Transcribe, word for word, the line containing "Convert this screenshot" and each line following it through the end of the listing below. Omit all other lines.

Start of Entries shown

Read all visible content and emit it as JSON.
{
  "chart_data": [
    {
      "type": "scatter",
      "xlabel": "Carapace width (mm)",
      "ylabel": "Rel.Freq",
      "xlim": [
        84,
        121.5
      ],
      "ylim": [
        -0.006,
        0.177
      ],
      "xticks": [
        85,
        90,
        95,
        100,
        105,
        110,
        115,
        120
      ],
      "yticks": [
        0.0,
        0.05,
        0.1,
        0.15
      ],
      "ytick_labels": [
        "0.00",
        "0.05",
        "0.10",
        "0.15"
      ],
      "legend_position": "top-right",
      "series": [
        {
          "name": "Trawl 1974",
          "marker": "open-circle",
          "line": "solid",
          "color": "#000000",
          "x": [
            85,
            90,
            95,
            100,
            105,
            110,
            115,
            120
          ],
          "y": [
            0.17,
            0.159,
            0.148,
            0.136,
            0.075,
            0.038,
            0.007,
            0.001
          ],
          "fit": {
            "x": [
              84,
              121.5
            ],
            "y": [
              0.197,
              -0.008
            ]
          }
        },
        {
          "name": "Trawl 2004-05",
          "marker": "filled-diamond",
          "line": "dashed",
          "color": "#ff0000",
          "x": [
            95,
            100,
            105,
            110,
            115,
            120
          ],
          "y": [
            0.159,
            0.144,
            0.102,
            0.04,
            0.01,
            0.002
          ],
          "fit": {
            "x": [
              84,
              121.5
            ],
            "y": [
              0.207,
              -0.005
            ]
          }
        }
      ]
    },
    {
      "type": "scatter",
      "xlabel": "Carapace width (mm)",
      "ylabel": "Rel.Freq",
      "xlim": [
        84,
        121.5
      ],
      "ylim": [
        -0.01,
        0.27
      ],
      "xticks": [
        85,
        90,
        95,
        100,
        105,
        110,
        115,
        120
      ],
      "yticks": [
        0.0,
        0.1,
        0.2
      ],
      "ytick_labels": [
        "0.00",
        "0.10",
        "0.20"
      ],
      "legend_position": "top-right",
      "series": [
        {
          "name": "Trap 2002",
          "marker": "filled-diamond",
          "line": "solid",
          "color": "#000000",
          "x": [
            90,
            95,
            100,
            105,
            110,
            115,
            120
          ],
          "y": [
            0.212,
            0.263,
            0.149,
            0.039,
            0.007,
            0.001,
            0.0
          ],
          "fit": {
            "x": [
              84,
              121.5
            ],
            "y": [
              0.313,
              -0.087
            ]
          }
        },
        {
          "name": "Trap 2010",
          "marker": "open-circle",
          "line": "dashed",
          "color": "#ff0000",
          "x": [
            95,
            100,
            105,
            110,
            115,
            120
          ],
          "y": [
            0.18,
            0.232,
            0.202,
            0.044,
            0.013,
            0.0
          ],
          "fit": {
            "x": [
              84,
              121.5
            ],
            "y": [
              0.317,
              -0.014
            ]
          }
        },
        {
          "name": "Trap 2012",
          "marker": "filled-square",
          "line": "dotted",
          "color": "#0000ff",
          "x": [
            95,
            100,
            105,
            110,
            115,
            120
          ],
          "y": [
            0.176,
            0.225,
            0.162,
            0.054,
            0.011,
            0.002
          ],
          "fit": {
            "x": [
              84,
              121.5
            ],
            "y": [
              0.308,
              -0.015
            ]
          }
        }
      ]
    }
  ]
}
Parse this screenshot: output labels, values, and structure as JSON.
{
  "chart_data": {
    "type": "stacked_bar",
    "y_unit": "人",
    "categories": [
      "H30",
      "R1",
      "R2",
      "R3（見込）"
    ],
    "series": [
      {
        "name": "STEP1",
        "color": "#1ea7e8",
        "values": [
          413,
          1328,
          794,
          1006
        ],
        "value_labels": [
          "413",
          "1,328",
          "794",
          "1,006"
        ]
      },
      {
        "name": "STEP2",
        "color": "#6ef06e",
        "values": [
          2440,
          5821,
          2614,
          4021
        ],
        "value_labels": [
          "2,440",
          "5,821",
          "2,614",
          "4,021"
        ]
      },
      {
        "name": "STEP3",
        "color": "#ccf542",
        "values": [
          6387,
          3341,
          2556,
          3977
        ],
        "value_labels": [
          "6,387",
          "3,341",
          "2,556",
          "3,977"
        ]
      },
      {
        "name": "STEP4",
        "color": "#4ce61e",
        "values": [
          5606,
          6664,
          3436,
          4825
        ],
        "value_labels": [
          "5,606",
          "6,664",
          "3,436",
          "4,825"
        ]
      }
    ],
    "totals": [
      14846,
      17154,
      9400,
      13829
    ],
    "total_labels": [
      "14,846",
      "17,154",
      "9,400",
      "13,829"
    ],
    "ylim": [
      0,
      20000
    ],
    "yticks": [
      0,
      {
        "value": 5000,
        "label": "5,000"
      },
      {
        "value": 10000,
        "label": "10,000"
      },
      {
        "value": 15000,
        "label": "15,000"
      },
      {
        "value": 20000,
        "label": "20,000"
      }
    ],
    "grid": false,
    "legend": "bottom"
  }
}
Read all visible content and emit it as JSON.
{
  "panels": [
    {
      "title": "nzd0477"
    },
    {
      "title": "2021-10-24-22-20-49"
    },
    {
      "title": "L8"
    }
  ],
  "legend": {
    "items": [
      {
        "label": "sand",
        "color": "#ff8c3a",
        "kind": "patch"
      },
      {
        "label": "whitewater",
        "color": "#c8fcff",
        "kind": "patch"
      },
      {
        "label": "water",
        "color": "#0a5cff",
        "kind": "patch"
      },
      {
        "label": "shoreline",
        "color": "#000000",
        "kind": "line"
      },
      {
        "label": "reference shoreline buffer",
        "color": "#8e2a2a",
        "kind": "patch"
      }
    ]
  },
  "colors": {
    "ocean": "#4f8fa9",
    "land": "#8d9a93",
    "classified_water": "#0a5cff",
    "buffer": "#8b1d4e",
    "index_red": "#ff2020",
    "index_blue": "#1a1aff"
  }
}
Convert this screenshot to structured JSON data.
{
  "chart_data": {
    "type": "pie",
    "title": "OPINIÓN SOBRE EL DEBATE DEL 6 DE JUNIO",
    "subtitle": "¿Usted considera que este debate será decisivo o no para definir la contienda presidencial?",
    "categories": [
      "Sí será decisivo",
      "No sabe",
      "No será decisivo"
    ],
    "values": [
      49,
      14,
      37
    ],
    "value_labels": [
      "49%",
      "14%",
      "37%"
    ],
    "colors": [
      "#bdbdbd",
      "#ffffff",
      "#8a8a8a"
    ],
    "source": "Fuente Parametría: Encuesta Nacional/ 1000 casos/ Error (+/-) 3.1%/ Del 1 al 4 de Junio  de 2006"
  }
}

End of Entries shown

**Correct answer:**
Convert this screenshot to structured JSON data.
{
  "chart_data": {
    "type": "pie",
    "title": "OPINIÓN SOBRE EL DEBATE DEL 6 DE JUNIO",
    "subtitle": "¿Usted considera que este debate será decisivo o no para definir la contienda presidencial?",
    "categories": [
      "Sí será decisivo",
      "No sabe",
      "No será decisivo"
    ],
    "values": [
      49,
      14,
      37
    ],
    "value_labels": [
      "49%",
      "14%",
      "37%"
    ],
    "colors": [
      "#bdbdbd",
      "#ffffff",
      "#8a8a8a"
    ],
    "source": "Fuente Parametría: Encuesta Nacional/ 1000 casos/ Error (+/-) 3.1%/ Del 1 al 4 de Junio  de 2006"
  }
}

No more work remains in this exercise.